What to produce
Write out every line of the material as it stands, apart from the pictures.

Input material
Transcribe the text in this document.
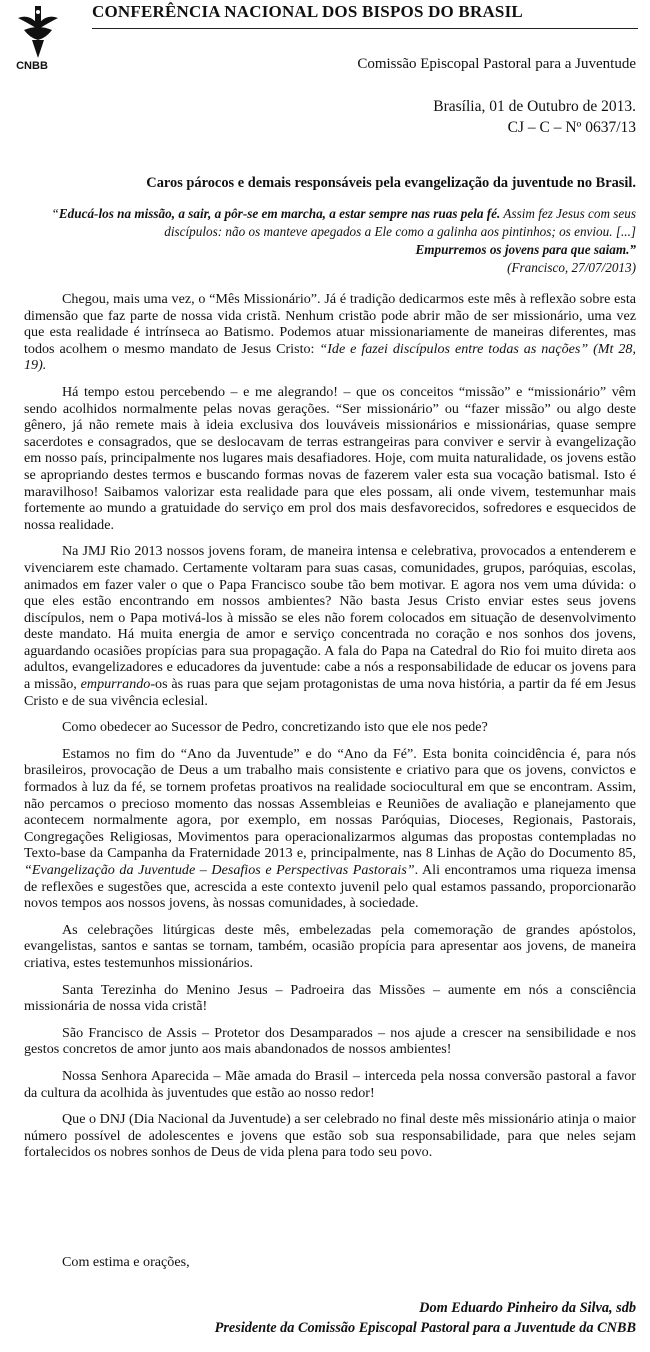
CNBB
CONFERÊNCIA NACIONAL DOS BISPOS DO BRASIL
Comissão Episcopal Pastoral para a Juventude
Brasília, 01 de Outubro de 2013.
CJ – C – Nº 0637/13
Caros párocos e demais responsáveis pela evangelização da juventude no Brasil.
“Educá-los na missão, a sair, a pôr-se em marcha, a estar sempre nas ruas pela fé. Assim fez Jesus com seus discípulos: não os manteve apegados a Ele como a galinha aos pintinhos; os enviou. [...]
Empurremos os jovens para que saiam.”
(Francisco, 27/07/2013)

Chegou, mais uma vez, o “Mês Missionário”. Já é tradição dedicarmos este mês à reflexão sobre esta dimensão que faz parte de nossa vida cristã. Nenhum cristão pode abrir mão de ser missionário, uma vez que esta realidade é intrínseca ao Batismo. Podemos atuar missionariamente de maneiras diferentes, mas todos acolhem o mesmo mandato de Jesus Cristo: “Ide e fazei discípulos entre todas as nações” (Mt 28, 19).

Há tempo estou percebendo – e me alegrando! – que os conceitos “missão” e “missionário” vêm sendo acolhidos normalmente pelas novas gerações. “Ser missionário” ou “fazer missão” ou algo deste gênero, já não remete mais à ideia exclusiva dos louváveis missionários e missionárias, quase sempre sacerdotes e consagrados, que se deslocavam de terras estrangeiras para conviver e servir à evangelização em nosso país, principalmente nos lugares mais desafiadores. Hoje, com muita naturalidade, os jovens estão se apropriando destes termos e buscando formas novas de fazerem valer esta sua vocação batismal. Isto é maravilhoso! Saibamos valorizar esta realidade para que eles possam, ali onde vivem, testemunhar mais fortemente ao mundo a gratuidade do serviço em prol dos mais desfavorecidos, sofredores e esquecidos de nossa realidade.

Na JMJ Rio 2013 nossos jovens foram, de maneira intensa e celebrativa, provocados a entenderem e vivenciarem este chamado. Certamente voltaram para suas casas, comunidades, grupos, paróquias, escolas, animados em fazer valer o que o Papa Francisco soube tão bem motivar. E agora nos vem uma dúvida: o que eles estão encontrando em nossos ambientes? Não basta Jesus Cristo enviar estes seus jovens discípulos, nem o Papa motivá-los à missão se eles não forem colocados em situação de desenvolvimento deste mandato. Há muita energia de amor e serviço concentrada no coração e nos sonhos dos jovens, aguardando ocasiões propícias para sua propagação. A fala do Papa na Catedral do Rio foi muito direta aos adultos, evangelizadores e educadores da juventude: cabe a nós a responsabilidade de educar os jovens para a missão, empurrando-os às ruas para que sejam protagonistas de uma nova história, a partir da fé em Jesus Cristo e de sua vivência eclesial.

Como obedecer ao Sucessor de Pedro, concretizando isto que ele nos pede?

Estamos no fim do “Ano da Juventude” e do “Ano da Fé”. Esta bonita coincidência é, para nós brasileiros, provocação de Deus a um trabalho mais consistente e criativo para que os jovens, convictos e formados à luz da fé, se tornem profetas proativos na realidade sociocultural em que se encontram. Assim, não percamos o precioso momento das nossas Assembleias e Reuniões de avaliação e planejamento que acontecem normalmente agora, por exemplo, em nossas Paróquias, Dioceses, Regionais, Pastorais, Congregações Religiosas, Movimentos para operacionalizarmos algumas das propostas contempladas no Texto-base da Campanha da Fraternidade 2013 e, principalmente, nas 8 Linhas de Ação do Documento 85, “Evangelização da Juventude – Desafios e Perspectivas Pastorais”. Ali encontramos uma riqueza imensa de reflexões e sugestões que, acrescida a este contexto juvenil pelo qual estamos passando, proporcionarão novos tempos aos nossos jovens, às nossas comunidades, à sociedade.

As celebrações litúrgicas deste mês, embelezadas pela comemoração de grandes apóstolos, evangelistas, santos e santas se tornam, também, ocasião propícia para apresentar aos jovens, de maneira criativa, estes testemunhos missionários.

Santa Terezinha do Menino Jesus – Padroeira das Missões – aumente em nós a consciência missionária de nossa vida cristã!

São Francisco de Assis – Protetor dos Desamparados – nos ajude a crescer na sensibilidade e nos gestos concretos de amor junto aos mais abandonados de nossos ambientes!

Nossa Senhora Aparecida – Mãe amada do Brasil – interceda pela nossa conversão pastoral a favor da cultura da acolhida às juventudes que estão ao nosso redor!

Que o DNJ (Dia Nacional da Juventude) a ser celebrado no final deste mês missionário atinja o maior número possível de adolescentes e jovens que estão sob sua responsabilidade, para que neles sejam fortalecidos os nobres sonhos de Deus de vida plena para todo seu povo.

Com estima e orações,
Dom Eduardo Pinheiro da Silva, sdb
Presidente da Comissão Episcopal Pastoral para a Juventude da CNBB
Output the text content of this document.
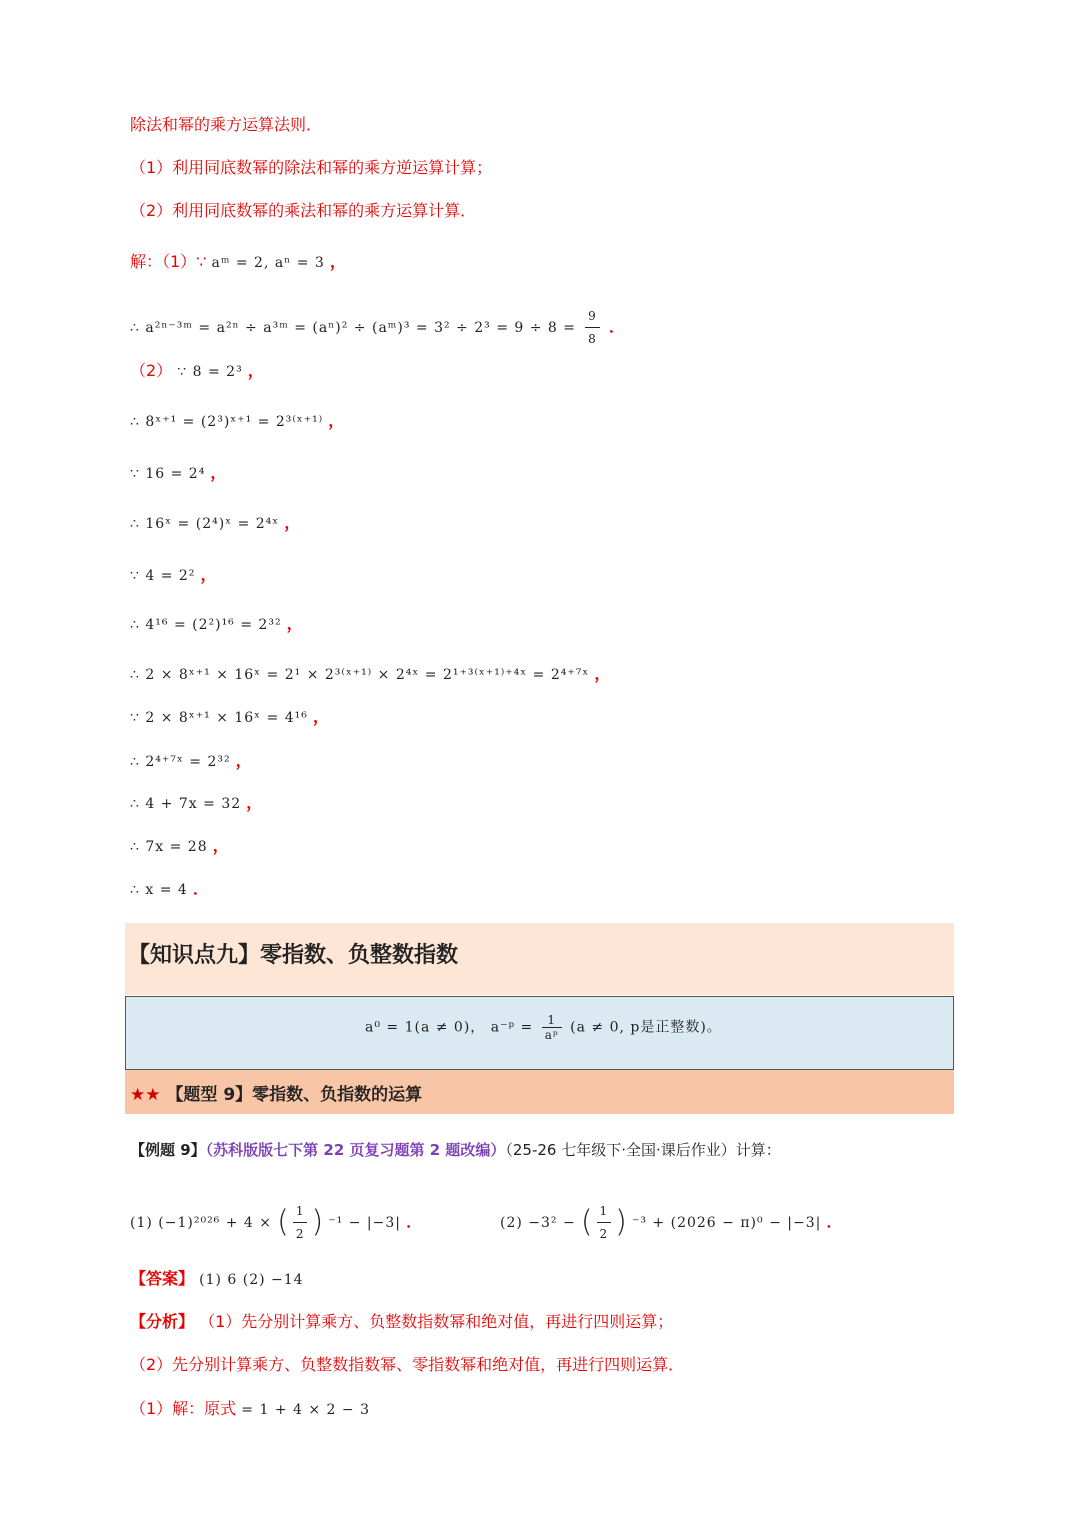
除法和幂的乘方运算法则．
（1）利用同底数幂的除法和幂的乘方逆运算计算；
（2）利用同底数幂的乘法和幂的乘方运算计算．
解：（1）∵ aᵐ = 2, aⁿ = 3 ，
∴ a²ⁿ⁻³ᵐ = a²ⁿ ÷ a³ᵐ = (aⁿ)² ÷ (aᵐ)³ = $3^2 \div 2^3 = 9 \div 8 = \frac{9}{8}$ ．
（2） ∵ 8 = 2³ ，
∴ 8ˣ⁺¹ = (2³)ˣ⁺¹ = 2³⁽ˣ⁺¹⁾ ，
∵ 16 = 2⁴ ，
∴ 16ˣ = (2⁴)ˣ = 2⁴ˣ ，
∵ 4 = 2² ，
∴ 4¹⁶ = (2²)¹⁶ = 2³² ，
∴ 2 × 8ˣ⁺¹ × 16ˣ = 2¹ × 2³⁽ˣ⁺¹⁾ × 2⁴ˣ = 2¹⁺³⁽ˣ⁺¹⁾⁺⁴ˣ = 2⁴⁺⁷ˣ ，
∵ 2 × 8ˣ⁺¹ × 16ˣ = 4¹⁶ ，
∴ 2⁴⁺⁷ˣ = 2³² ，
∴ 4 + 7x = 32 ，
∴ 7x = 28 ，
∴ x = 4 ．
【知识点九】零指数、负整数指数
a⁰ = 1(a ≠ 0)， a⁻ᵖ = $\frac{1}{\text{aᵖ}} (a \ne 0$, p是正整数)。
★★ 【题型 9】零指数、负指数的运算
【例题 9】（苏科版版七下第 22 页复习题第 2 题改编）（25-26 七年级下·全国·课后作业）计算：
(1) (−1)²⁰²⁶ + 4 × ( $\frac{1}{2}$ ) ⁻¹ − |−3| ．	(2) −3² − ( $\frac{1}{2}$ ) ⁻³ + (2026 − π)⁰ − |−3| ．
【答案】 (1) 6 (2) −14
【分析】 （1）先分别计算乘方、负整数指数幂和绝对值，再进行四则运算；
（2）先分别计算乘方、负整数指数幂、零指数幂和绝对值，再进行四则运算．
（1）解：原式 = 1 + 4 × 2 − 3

Answer to the task
Transcribe the text in this document.
CNBB
CONFERÊNCIA NACIONAL DOS BISPOS DO BRASIL
Comissão Episcopal Pastoral para a Juventude
Brasília, 01 de Outubro de 2013.
CJ – C – Nº 0637/13
Caros párocos e demais responsáveis pela evangelização da juventude no Brasil.
“Educá-los na missão, a sair, a pôr-se em marcha, a estar sempre nas ruas pela fé. Assim fez Jesus com seus discípulos: não os manteve apegados a Ele como a galinha aos pintinhos; os enviou. [...]
Empurremos os jovens para que saiam.”
(Francisco, 27/07/2013)

Chegou, mais uma vez, o “Mês Missionário”. Já é tradição dedicarmos este mês à reflexão sobre esta dimensão que faz parte de nossa vida cristã. Nenhum cristão pode abrir mão de ser missionário, uma vez que esta realidade é intrínseca ao Batismo. Podemos atuar missionariamente de maneiras diferentes, mas todos acolhem o mesmo mandato de Jesus Cristo: “Ide e fazei discípulos entre todas as nações” (Mt 28, 19).

Há tempo estou percebendo – e me alegrando! – que os conceitos “missão” e “missionário” vêm sendo acolhidos normalmente pelas novas gerações. “Ser missionário” ou “fazer missão” ou algo deste gênero, já não remete mais à ideia exclusiva dos louváveis missionários e missionárias, quase sempre sacerdotes e consagrados, que se deslocavam de terras estrangeiras para conviver e servir à evangelização em nosso país, principalmente nos lugares mais desafiadores. Hoje, com muita naturalidade, os jovens estão se apropriando destes termos e buscando formas novas de fazerem valer esta sua vocação batismal. Isto é maravilhoso! Saibamos valorizar esta realidade para que eles possam, ali onde vivem, testemunhar mais fortemente ao mundo a gratuidade do serviço em prol dos mais desfavorecidos, sofredores e esquecidos de nossa realidade.

Na JMJ Rio 2013 nossos jovens foram, de maneira intensa e celebrativa, provocados a entenderem e vivenciarem este chamado. Certamente voltaram para suas casas, comunidades, grupos, paróquias, escolas, animados em fazer valer o que o Papa Francisco soube tão bem motivar. E agora nos vem uma dúvida: o que eles estão encontrando em nossos ambientes? Não basta Jesus Cristo enviar estes seus jovens discípulos, nem o Papa motivá-los à missão se eles não forem colocados em situação de desenvolvimento deste mandato. Há muita energia de amor e serviço concentrada no coração e nos sonhos dos jovens, aguardando ocasiões propícias para sua propagação. A fala do Papa na Catedral do Rio foi muito direta aos adultos, evangelizadores e educadores da juventude: cabe a nós a responsabilidade de educar os jovens para a missão, empurrando-os às ruas para que sejam protagonistas de uma nova história, a partir da fé em Jesus Cristo e de sua vivência eclesial.

Como obedecer ao Sucessor de Pedro, concretizando isto que ele nos pede?

Estamos no fim do “Ano da Juventude” e do “Ano da Fé”. Esta bonita coincidência é, para nós brasileiros, provocação de Deus a um trabalho mais consistente e criativo para que os jovens, convictos e formados à luz da fé, se tornem profetas proativos na realidade sociocultural em que se encontram. Assim, não percamos o precioso momento das nossas Assembleias e Reuniões de avaliação e planejamento que acontecem normalmente agora, por exemplo, em nossas Paróquias, Dioceses, Regionais, Pastorais, Congregações Religiosas, Movimentos para operacionalizarmos algumas das propostas contempladas no Texto-base da Campanha da Fraternidade 2013 e, principalmente, nas 8 Linhas de Ação do Documento 85, “Evangelização da Juventude – Desafios e Perspectivas Pastorais”. Ali encontramos uma riqueza imensa de reflexões e sugestões que, acrescida a este contexto juvenil pelo qual estamos passando, proporcionarão novos tempos aos nossos jovens, às nossas comunidades, à sociedade.

As celebrações litúrgicas deste mês, embelezadas pela comemoração de grandes apóstolos, evangelistas, santos e santas se tornam, também, ocasião propícia para apresentar aos jovens, de maneira criativa, estes testemunhos missionários.

Santa Terezinha do Menino Jesus – Padroeira das Missões – aumente em nós a consciência missionária de nossa vida cristã!

São Francisco de Assis – Protetor dos Desamparados – nos ajude a crescer na sensibilidade e nos gestos concretos de amor junto aos mais abandonados de nossos ambientes!

Nossa Senhora Aparecida – Mãe amada do Brasil – interceda pela nossa conversão pastoral a favor da cultura da acolhida às juventudes que estão ao nosso redor!

Que o DNJ (Dia Nacional da Juventude) a ser celebrado no final deste mês missionário atinja o maior número possível de adolescentes e jovens que estão sob sua responsabilidade, para que neles sejam fortalecidos os nobres sonhos de Deus de vida plena para todo seu povo.

Com estima e orações,
Dom Eduardo Pinheiro da Silva, sdb
Presidente da Comissão Episcopal Pastoral para a Juventude da CNBB
Output the text content of this document.
除法和幂的乘方运算法则．
（1）利用同底数幂的除法和幂的乘方逆运算计算；
（2）利用同底数幂的乘法和幂的乘方运算计算．
解：（1）∵ aᵐ = 2, aⁿ = 3 ，
∴ a²ⁿ⁻³ᵐ = a²ⁿ ÷ a³ᵐ = (aⁿ)² ÷ (aᵐ)³ = $3^2 \div 2^3 = 9 \div 8 = \frac{9}{8}$ ．
（2） ∵ 8 = 2³ ，
∴ 8ˣ⁺¹ = (2³)ˣ⁺¹ = 2³⁽ˣ⁺¹⁾ ，
∵ 16 = 2⁴ ，
∴ 16ˣ = (2⁴)ˣ = 2⁴ˣ ，
∵ 4 = 2² ，
∴ 4¹⁶ = (2²)¹⁶ = 2³² ，
∴ 2 × 8ˣ⁺¹ × 16ˣ = 2¹ × 2³⁽ˣ⁺¹⁾ × 2⁴ˣ = 2¹⁺³⁽ˣ⁺¹⁾⁺⁴ˣ = 2⁴⁺⁷ˣ ，
∵ 2 × 8ˣ⁺¹ × 16ˣ = 4¹⁶ ，
∴ 2⁴⁺⁷ˣ = 2³² ，
∴ 4 + 7x = 32 ，
∴ 7x = 28 ，
∴ x = 4 ．
【知识点九】零指数、负整数指数
a⁰ = 1(a ≠ 0)， a⁻ᵖ = $\frac{1}{\text{aᵖ}} (a \ne 0$, p是正整数)。
★★ 【题型 9】零指数、负指数的运算
【例题 9】（苏科版版七下第 22 页复习题第 2 题改编）（25-26 七年级下·全国·课后作业）计算：
(1) (−1)²⁰²⁶ + 4 × ( $\frac{1}{2}$ ) ⁻¹ − |−3| ．	(2) −3² − ( $\frac{1}{2}$ ) ⁻³ + (2026 − π)⁰ − |−3| ．
【答案】 (1) 6 (2) −14
【分析】 （1）先分别计算乘方、负整数指数幂和绝对值，再进行四则运算；
（2）先分别计算乘方、负整数指数幂、零指数幂和绝对值，再进行四则运算．
（1）解：原式 = 1 + 4 × 2 − 3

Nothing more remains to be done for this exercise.